- _Supplied records_
..............................

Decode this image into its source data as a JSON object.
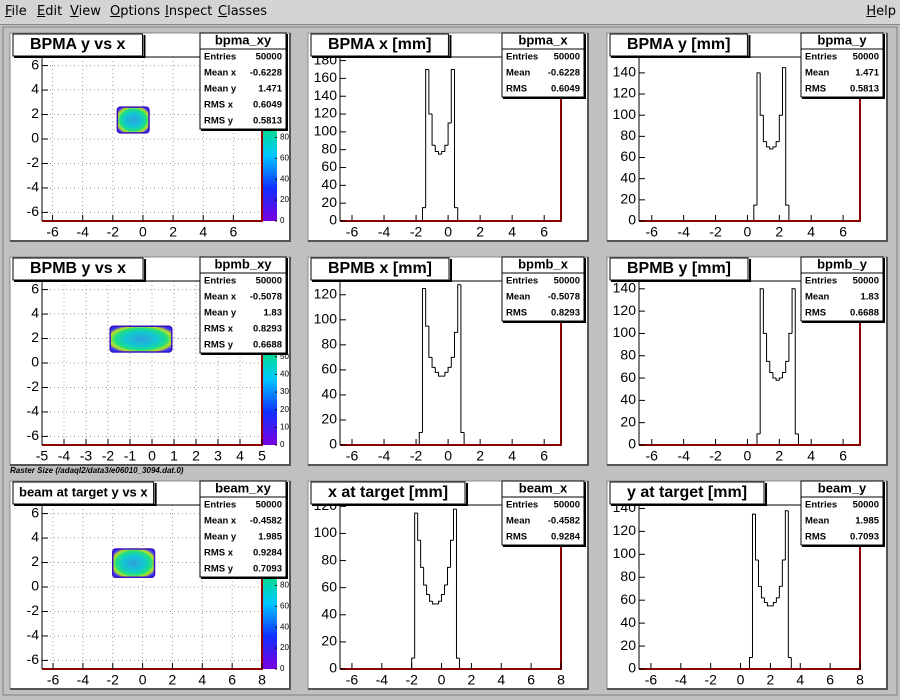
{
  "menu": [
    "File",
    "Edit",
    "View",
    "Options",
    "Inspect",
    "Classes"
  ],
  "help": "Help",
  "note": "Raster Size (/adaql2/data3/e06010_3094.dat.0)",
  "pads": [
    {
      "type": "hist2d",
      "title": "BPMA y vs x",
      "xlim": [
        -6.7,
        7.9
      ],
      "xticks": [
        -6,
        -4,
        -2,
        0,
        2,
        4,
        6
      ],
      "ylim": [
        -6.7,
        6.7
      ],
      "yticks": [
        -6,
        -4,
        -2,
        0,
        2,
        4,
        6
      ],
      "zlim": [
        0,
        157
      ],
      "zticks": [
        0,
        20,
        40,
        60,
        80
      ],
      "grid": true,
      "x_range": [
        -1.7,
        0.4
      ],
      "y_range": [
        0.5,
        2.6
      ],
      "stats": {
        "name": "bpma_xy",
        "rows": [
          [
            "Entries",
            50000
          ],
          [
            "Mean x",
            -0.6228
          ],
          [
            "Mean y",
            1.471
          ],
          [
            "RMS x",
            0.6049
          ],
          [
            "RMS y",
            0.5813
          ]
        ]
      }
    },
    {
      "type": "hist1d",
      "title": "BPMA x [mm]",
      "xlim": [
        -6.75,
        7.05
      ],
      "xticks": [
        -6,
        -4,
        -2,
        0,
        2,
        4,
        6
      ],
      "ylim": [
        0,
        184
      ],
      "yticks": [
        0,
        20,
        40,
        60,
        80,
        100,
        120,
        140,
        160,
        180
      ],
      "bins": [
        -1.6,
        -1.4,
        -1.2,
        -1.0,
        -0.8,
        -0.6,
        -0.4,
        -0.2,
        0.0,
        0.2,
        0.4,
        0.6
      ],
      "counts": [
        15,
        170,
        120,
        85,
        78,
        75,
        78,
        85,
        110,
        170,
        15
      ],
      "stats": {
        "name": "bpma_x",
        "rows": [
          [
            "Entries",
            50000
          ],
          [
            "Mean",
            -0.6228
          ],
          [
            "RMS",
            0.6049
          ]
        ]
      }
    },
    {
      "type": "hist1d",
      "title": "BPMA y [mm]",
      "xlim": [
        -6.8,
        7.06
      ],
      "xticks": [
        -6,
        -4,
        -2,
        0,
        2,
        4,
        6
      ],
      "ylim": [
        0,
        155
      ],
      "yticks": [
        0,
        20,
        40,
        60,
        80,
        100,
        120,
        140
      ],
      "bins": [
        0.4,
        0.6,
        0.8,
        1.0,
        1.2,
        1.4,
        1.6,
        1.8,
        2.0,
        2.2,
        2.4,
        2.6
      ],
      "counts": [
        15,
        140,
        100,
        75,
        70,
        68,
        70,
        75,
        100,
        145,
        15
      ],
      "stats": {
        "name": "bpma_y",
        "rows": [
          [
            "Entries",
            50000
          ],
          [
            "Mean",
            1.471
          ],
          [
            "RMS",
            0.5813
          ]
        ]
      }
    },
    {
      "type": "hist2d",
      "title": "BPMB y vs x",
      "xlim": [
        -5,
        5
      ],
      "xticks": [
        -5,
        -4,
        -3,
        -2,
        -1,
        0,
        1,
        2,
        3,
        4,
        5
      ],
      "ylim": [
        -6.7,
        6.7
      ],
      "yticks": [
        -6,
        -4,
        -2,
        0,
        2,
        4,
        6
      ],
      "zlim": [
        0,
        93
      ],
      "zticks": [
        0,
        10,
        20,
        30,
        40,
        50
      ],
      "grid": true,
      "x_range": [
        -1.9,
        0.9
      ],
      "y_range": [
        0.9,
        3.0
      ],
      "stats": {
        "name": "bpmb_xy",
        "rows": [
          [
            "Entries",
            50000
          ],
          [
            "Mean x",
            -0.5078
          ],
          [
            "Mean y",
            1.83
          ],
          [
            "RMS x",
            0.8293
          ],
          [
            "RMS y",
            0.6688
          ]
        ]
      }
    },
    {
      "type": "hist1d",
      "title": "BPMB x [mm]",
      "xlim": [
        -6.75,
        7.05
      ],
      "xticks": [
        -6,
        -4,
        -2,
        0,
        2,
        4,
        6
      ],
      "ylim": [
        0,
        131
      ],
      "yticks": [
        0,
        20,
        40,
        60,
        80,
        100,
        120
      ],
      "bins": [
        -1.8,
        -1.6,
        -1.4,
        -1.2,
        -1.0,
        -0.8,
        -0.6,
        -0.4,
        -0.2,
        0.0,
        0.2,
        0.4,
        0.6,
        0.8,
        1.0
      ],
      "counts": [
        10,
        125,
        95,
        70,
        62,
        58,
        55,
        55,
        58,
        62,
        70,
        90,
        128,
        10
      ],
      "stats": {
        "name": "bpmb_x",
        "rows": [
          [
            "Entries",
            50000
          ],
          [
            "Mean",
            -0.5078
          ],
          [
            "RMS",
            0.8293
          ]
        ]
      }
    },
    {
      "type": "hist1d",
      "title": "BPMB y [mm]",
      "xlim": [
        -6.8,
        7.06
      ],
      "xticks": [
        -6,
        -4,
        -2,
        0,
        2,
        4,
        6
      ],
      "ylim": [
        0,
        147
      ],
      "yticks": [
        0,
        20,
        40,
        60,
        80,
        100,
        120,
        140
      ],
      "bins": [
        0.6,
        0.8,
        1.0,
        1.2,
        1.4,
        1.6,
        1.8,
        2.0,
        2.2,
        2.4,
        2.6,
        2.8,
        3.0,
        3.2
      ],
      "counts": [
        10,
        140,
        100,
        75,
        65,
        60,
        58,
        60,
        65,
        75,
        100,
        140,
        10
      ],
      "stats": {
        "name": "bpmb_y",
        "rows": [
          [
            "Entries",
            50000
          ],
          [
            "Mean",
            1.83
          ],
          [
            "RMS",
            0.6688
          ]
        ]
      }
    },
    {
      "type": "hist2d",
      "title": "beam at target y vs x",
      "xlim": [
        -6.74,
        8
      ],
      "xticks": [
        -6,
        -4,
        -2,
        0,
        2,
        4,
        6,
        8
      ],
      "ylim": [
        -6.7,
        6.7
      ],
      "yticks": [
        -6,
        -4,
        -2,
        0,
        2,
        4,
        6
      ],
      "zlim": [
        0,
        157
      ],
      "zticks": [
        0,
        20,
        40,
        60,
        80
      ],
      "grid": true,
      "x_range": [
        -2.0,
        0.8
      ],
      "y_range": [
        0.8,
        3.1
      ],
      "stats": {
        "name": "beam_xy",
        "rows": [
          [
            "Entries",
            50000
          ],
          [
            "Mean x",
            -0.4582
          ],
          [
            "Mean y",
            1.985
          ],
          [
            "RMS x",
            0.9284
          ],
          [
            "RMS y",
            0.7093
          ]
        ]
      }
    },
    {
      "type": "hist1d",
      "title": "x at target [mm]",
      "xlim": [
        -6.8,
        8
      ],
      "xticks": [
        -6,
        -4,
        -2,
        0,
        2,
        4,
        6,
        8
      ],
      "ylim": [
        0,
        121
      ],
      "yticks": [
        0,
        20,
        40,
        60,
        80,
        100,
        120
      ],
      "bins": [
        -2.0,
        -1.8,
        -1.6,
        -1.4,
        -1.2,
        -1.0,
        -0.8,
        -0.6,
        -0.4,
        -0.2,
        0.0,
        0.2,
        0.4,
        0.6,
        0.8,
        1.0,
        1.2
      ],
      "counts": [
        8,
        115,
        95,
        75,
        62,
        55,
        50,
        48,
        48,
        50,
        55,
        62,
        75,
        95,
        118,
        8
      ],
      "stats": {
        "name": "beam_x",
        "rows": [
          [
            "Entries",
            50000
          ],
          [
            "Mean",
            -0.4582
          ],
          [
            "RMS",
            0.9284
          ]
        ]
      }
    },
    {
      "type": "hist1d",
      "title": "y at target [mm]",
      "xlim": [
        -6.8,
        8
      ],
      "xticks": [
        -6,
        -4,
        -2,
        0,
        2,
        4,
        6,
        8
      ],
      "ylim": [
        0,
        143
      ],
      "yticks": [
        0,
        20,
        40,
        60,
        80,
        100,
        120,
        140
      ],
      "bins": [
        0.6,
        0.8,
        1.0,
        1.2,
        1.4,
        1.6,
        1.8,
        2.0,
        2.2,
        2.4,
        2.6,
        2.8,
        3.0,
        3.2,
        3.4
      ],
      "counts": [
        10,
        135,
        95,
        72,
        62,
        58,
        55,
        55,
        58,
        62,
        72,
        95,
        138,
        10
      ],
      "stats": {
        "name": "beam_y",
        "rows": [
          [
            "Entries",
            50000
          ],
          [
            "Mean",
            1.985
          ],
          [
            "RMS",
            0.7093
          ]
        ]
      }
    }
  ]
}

..............................

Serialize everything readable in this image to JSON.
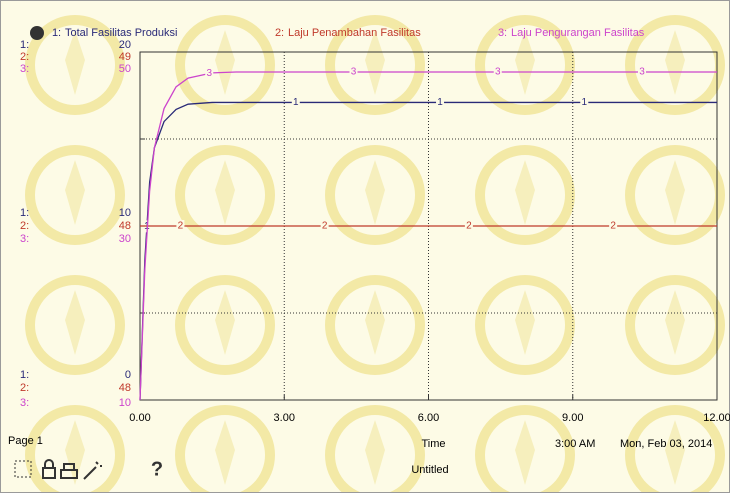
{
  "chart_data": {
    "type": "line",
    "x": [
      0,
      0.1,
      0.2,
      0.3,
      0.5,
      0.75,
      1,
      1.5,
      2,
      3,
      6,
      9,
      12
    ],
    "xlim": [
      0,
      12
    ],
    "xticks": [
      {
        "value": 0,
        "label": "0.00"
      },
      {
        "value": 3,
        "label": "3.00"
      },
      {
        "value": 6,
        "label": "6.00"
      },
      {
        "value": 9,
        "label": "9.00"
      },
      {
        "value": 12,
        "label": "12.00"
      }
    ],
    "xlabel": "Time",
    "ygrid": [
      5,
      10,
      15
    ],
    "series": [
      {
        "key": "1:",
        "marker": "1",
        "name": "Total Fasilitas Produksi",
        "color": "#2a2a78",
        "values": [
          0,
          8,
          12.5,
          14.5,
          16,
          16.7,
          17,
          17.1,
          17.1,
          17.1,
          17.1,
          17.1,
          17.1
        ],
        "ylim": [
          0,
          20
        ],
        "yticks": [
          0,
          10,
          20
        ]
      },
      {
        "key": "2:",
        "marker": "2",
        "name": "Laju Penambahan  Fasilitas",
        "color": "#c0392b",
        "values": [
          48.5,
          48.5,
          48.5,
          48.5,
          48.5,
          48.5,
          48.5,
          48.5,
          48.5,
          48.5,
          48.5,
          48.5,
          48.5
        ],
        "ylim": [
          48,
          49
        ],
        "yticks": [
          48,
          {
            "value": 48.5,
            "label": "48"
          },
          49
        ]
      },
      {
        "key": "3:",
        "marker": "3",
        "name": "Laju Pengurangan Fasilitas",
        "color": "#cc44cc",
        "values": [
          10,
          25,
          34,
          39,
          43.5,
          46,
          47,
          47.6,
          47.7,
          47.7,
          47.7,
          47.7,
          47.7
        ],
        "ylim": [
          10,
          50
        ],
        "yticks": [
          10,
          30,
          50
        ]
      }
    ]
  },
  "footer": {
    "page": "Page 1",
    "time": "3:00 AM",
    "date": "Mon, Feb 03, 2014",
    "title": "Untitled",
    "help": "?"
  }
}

..............................

- _What you will do_
Search the listing for the word "title" and return each line that holds it.

- _Written solution_
      "title": "BPMA y vs x",
      "title": "BPMA x [mm]",
      "title": "BPMA y [mm]",
      "title": "BPMB y vs x",
      "title": "BPMB x [mm]",
      "title": "BPMB y [mm]",
      "title": "beam at target y vs x",
      "title": "x at target [mm]",
      "title": "y at target [mm]",
    "title": "Untitled",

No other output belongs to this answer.